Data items
** begin **

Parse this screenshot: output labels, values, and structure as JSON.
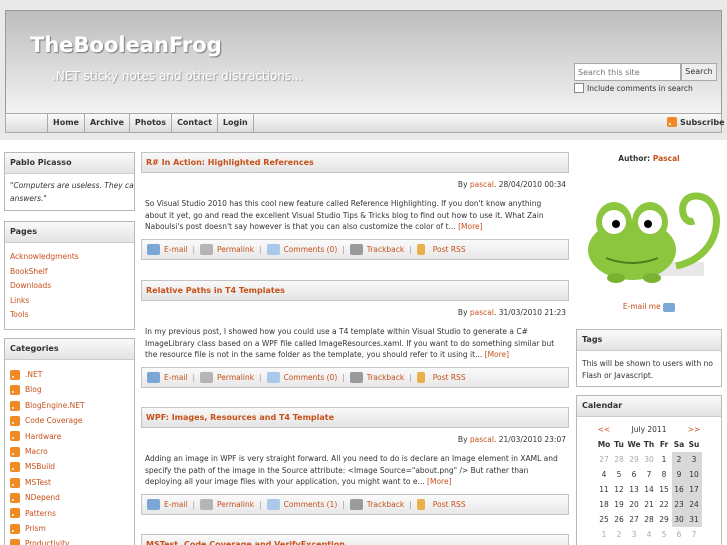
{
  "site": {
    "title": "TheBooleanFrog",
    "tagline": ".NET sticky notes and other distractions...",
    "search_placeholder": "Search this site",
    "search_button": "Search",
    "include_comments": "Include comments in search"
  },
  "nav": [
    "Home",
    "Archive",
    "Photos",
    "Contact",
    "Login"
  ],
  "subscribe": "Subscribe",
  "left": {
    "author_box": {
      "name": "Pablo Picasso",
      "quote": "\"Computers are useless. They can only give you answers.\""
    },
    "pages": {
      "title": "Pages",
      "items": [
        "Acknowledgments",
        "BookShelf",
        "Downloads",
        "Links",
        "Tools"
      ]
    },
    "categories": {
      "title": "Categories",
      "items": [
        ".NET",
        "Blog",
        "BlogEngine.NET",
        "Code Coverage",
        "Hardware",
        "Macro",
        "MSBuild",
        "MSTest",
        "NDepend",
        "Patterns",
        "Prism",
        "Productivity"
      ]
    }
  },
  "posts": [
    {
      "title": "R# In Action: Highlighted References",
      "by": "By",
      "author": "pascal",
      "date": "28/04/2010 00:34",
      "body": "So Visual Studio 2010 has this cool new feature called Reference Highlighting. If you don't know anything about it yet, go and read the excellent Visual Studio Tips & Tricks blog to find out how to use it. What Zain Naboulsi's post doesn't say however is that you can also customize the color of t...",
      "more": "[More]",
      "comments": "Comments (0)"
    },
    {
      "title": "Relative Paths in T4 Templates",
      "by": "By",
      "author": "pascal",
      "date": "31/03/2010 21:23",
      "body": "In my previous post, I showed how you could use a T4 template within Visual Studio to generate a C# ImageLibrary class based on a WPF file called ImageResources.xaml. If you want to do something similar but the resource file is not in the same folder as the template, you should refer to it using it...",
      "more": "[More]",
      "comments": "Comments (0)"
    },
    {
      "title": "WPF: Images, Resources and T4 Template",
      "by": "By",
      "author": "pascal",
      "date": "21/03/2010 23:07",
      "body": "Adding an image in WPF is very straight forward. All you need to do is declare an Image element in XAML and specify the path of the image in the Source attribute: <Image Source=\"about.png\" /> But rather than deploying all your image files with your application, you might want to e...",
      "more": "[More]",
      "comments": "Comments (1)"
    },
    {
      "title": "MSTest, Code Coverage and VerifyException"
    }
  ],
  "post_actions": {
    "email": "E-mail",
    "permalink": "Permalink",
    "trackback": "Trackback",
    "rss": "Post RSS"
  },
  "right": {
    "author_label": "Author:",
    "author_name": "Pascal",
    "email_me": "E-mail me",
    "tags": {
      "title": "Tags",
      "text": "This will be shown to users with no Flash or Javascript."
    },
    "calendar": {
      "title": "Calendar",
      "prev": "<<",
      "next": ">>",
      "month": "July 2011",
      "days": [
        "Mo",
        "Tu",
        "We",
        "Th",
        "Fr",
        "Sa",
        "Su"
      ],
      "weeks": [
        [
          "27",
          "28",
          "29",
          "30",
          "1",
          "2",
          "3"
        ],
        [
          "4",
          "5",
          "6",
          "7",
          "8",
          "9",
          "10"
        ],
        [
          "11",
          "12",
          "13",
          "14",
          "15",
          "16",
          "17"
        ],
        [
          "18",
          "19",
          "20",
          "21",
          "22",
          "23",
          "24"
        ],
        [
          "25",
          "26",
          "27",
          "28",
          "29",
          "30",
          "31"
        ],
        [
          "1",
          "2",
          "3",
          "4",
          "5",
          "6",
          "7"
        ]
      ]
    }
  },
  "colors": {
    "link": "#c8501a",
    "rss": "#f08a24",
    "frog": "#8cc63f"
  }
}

** end **

GIVEN REQUEST: Keep the pictures out of the copy and write out the data exactly as it stands.

ANSWER TO THIS EXERCISE:
Parse this screenshot: output labels, values, and structure as JSON.
{
  "site": {
    "title": "TheBooleanFrog",
    "tagline": ".NET sticky notes and other distractions...",
    "search_placeholder": "Search this site",
    "search_button": "Search",
    "include_comments": "Include comments in search"
  },
  "nav": [
    "Home",
    "Archive",
    "Photos",
    "Contact",
    "Login"
  ],
  "subscribe": "Subscribe",
  "left": {
    "author_box": {
      "name": "Pablo Picasso",
      "quote": "\"Computers are useless. They can only give you answers.\""
    },
    "pages": {
      "title": "Pages",
      "items": [
        "Acknowledgments",
        "BookShelf",
        "Downloads",
        "Links",
        "Tools"
      ]
    },
    "categories": {
      "title": "Categories",
      "items": [
        ".NET",
        "Blog",
        "BlogEngine.NET",
        "Code Coverage",
        "Hardware",
        "Macro",
        "MSBuild",
        "MSTest",
        "NDepend",
        "Patterns",
        "Prism",
        "Productivity"
      ]
    }
  },
  "posts": [
    {
      "title": "R# In Action: Highlighted References",
      "by": "By",
      "author": "pascal",
      "date": "28/04/2010 00:34",
      "body": "So Visual Studio 2010 has this cool new feature called Reference Highlighting. If you don't know anything about it yet, go and read the excellent Visual Studio Tips & Tricks blog to find out how to use it. What Zain Naboulsi's post doesn't say however is that you can also customize the color of t...",
      "more": "[More]",
      "comments": "Comments (0)"
    },
    {
      "title": "Relative Paths in T4 Templates",
      "by": "By",
      "author": "pascal",
      "date": "31/03/2010 21:23",
      "body": "In my previous post, I showed how you could use a T4 template within Visual Studio to generate a C# ImageLibrary class based on a WPF file called ImageResources.xaml. If you want to do something similar but the resource file is not in the same folder as the template, you should refer to it using it...",
      "more": "[More]",
      "comments": "Comments (0)"
    },
    {
      "title": "WPF: Images, Resources and T4 Template",
      "by": "By",
      "author": "pascal",
      "date": "21/03/2010 23:07",
      "body": "Adding an image in WPF is very straight forward. All you need to do is declare an Image element in XAML and specify the path of the image in the Source attribute: <Image Source=\"about.png\" /> But rather than deploying all your image files with your application, you might want to e...",
      "more": "[More]",
      "comments": "Comments (1)"
    },
    {
      "title": "MSTest, Code Coverage and VerifyException"
    }
  ],
  "post_actions": {
    "email": "E-mail",
    "permalink": "Permalink",
    "trackback": "Trackback",
    "rss": "Post RSS"
  },
  "right": {
    "author_label": "Author:",
    "author_name": "Pascal",
    "email_me": "E-mail me",
    "tags": {
      "title": "Tags",
      "text": "This will be shown to users with no Flash or Javascript."
    },
    "calendar": {
      "title": "Calendar",
      "prev": "<<",
      "next": ">>",
      "month": "July 2011",
      "days": [
        "Mo",
        "Tu",
        "We",
        "Th",
        "Fr",
        "Sa",
        "Su"
      ],
      "weeks": [
        [
          "27",
          "28",
          "29",
          "30",
          "1",
          "2",
          "3"
        ],
        [
          "4",
          "5",
          "6",
          "7",
          "8",
          "9",
          "10"
        ],
        [
          "11",
          "12",
          "13",
          "14",
          "15",
          "16",
          "17"
        ],
        [
          "18",
          "19",
          "20",
          "21",
          "22",
          "23",
          "24"
        ],
        [
          "25",
          "26",
          "27",
          "28",
          "29",
          "30",
          "31"
        ],
        [
          "1",
          "2",
          "3",
          "4",
          "5",
          "6",
          "7"
        ]
      ]
    }
  },
  "colors": {
    "link": "#c8501a",
    "rss": "#f08a24",
    "frog": "#8cc63f"
  }
}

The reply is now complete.